Putting a Pricetag on Precedent: The Doctrine of Vacatur upon Consent and its Implication on Policy and Principles in NH Courts



Many courts throughout the United States have recently begun the practice of vacating judgments following post-judgment settlement of litigation. New Hampshire courts have rejected vacatur in most situations. Instead, the courts have used protective orders to limit public access to information that is deemed confidential. Today, more than sixty percent of cases settle out of court, while only three percent of civil cases make it into the courtroom for trial.1 The power of courts to vacate prior judgments is not a recent innovation. In certain circuits, settlements conditioned on vacatur have become a standard practice in both state and federal courts.2

In this article we will define vacatur and offer alternative theories to the practice. We will weigh the benefits of the doctrine of vacatur with the detrimental effects that this doctrine has on the principles of stare decisis. Further, this article will explore whether New Hampshire's courts should adopt this doctrine and vacate lower court judgments pending appeal in an effort to promote settlements. In addition, we will examine possible outcomes, both positive and negative, if New Hampshire courts enforce such a doctrine.


Vacatur conditioned upon settlement is a procedure by which a court invalidates its own decsion or, in appellate courts, the decision of a trial court or a lower appellate court in order to allow the litigants to settle.3 Vacatur creates a judgment that has little to no legal force or effect. It essentially eliminates a decision as though it had never been promulgated.4 As used in this article, vacatur is not simply invalidating a wrong decision by a higher court, rather, it requires the litigants to join in requesting the judge to vacate the court's decision. The judge's order to vacate the decision is a condition upon which the parties will settle.


The Supreme Court or any other court of appellate jurisdiction may affirm, modify, vacate, set aside or reverse any judgment, decree, or order of a court lawfully brought before it for review.5 It may also remand the cause and direct the entry of such appropriate judgment, decree or order, or require such further proceedings to be had as may be just under the circumstances.

Stored rows:
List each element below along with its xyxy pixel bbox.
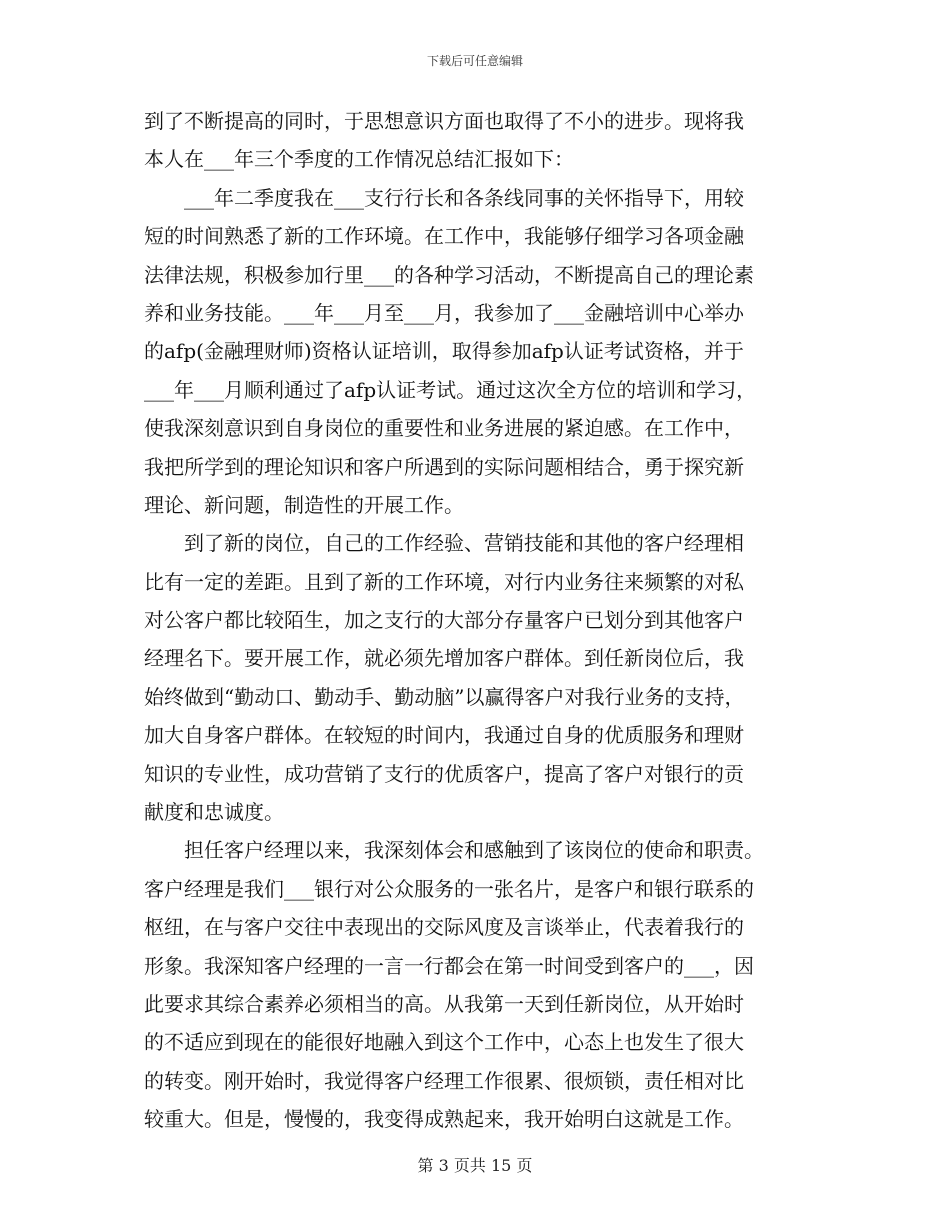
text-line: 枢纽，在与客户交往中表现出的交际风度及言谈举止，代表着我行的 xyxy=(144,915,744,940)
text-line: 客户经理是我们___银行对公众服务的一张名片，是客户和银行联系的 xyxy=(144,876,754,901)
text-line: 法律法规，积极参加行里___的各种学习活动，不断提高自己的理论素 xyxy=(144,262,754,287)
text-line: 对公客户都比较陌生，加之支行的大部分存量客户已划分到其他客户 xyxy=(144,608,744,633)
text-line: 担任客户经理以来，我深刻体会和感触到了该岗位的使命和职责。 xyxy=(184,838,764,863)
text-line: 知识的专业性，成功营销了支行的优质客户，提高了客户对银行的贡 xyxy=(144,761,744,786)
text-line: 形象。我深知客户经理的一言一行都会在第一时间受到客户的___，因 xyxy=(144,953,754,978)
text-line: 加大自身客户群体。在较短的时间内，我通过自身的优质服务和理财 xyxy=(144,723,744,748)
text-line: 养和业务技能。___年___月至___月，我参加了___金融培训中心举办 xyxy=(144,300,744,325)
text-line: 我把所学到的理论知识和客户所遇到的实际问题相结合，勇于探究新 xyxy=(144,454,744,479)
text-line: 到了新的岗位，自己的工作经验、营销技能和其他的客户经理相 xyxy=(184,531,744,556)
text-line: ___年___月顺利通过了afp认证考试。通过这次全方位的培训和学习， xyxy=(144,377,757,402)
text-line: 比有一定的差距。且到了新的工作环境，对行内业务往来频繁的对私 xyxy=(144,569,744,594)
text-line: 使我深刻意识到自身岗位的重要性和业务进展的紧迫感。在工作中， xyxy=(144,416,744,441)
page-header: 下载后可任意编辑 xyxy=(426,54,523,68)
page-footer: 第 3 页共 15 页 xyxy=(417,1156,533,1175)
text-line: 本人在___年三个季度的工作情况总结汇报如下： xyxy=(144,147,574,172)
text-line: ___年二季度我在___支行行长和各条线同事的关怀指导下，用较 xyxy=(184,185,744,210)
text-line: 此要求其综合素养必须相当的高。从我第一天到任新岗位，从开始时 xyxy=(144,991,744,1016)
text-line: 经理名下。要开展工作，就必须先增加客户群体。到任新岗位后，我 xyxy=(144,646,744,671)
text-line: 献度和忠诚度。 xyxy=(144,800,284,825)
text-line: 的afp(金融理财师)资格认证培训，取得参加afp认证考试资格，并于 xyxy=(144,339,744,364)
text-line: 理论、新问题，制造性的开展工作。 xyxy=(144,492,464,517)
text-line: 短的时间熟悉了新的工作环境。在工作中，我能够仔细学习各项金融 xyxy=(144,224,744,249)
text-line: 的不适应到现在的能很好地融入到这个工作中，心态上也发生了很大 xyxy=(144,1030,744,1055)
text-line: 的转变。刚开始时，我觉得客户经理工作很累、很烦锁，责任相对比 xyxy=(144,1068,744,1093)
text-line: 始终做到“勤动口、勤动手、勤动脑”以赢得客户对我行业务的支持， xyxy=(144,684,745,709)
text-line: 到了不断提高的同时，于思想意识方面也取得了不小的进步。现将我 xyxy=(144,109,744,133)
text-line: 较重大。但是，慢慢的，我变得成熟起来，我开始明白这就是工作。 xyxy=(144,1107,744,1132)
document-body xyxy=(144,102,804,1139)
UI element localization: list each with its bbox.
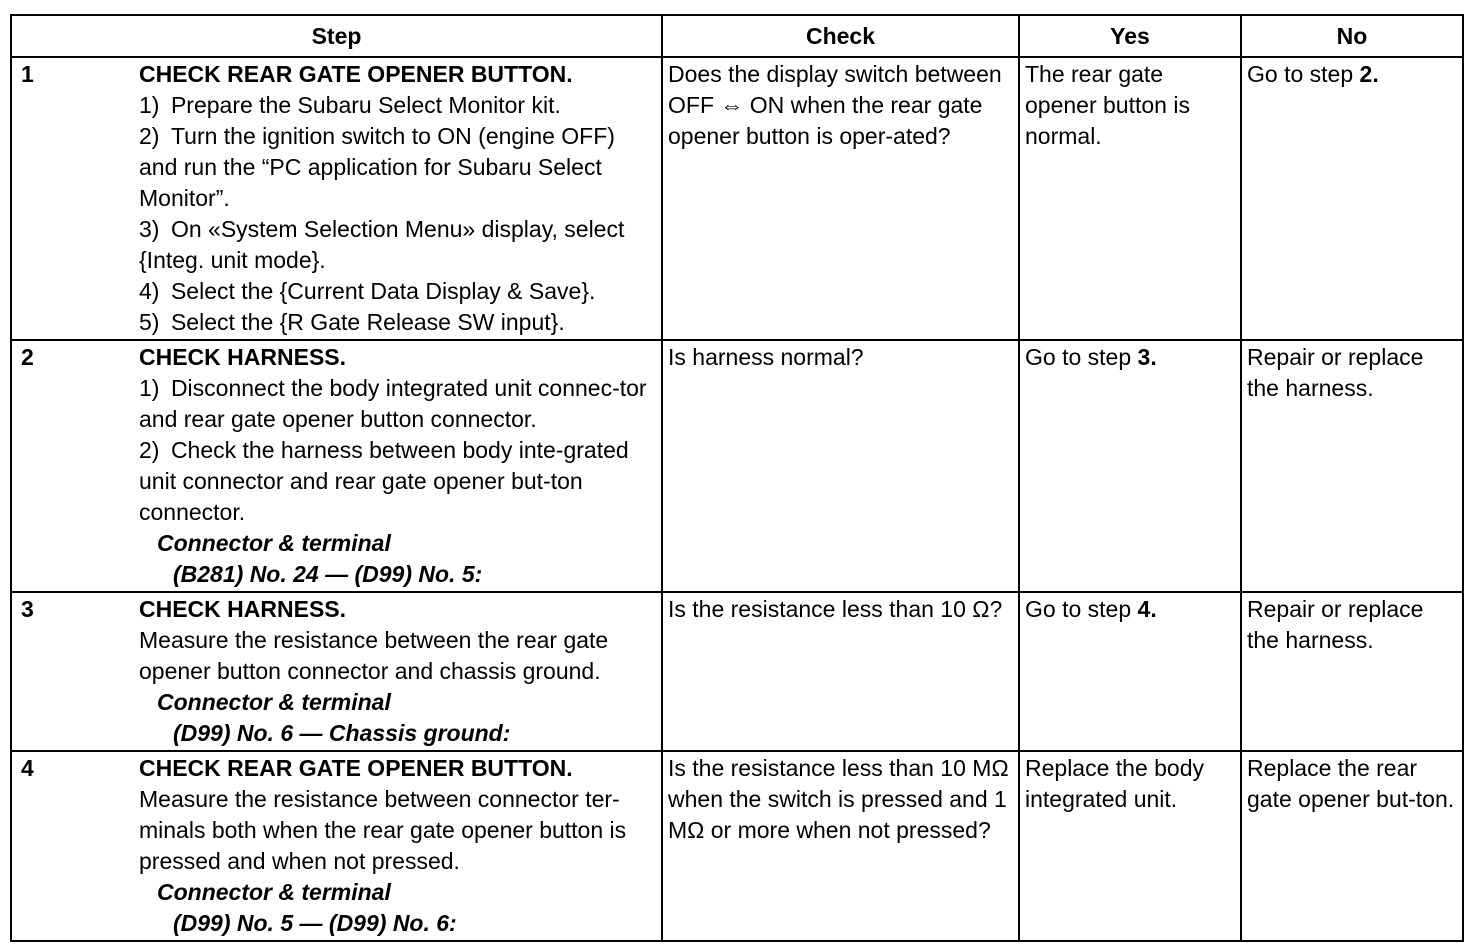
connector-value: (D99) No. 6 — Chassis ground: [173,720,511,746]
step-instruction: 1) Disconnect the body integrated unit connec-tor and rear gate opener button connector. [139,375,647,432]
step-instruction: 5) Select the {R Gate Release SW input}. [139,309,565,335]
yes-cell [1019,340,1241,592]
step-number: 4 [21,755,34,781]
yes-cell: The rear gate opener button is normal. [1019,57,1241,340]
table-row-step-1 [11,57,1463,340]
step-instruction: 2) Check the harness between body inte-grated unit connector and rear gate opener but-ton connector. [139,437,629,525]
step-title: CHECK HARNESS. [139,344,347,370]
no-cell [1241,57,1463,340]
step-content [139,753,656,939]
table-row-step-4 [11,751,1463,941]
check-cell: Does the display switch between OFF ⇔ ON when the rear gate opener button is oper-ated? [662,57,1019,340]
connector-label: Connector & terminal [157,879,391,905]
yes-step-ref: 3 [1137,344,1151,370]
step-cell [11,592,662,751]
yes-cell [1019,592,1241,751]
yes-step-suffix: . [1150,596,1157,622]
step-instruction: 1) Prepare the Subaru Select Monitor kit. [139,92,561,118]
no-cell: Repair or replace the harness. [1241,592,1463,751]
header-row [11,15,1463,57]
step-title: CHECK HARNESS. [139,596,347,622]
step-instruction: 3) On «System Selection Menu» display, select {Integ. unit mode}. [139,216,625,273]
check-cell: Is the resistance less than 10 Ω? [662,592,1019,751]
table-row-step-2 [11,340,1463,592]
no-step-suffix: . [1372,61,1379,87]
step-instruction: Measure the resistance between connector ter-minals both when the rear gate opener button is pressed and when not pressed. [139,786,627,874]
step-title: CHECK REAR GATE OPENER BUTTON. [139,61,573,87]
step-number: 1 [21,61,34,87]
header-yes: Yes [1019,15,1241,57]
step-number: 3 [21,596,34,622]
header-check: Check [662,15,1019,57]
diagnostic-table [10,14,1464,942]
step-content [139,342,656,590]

Problem details: List every action the vacatur article says the Supreme Court or another court of appellate jurisdiction may take on a judgment, decree, or order of a court lawfully brought before it for review.

Answer for the task: Affirm, modify, vacate, set aside, reverse